:: RECORDS TO USE

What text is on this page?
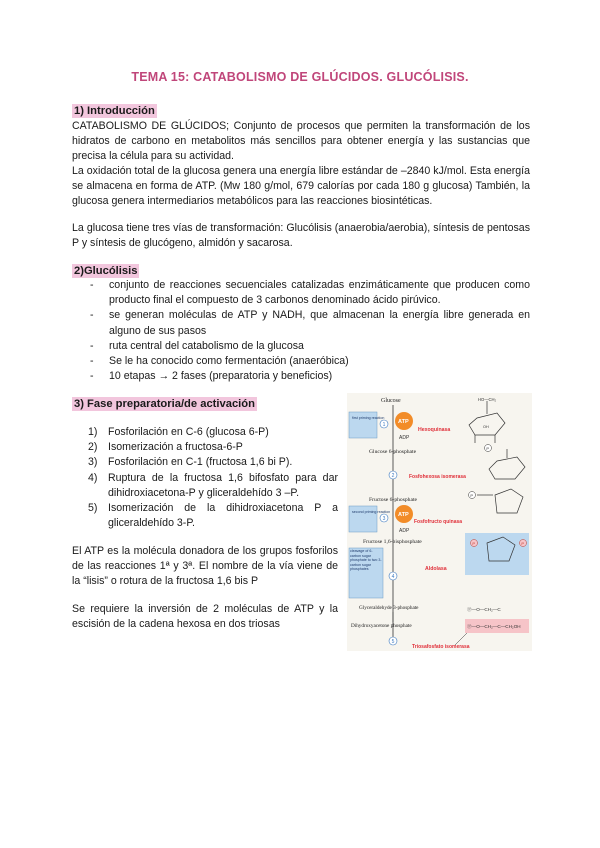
TEMA 15: CATABOLISMO DE GLÚCIDOS. GLUCÓLISIS.
1) Introducción

CATABOLISMO DE GLÚCIDOS; Conjunto de procesos que permiten la transformación de los hidratos de carbono en metabolitos más sencillos para obtener energía y las sustancias que precisa la célula para su actividad.

La oxidación total de la glucosa genera una energía libre estándar de –2840 kJ/mol. Esta energía se almacena en forma de ATP. (Mw 180 g/mol, 679 calorías por cada 180 g glucosa) También, la glucosa genera intermediarios metabólicos para las reacciones biosintéticas.

La glucosa tiene tres vías de transformación: Glucólisis (anaerobia/aerobia), síntesis de pentosas P y síntesis de glucógeno, almidón y sacarosa.

2)Glucólisis
- conjunto de reacciones secuenciales catalizadas enzimáticamente que producen como producto final el compuesto de 3 carbonos denominado ácido pirúvico.
- se generan moléculas de ATP y NADH, que almacenan la energía libre generada en alguno de sus pasos
- ruta central del catabolismo de la glucosa
- Se le ha conocido como fermentación (anaeróbica)
- 10 etapas → 2 fases (preparatoria y beneficios)
3) Fase preparatoria/de activación
1) Fosforilación en C-6 (glucosa 6-P)
2) Isomerización a fructosa-6-P
3) Fosforilación en C-1 (fructosa 1,6 bi P).
4) Ruptura de la fructosa 1,6 bifosfato para dar dihidroxiacetona-P y gliceraldehído 3 –P.
5) Isomerización de la dihidroxiacetona P a gliceraldehído 3-P.

El ATP es la molécula donadora de los grupos fosforilos de las reacciones 1ª y 3ª. El nombre de la vía viene de la “lisis” o rotura de la fructosa 1,6 bis P

Se requiere la inversión de 2 moléculas de ATP y la escisión de la cadena hexosa en dos triosas

Glucose
first priming reaction
1 ATP
ADP
Hexoquinasa
Glucose 6-phosphate
2	Fosfohexosa isomerasa
Fructose 6-phosphate
second priming reaction
3
ATP
ADP
Fosfofructo quinasa
Fructose 1,6-bisphosphate
cleavage of 6-carbon sugar phosphate to two 3-carbon sugar phosphates
4
Aldolasa
Glyceraldehyde 3-phosphate
Dihydroxyacetone phosphate
5
Triosafosfato isomerasa
HO—CH₂
OH
P
P
P	P
Ⓟ—O—CH₂—C
Ⓟ—O—CH₂—C—CH₂OH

::::

▶ [TASK] Every line of the records that includes the word "Fructose" should be gathered.

▶ [WORKED ANSWER]
Fructose 6-phosphate
Fructose 1,6-bisphosphate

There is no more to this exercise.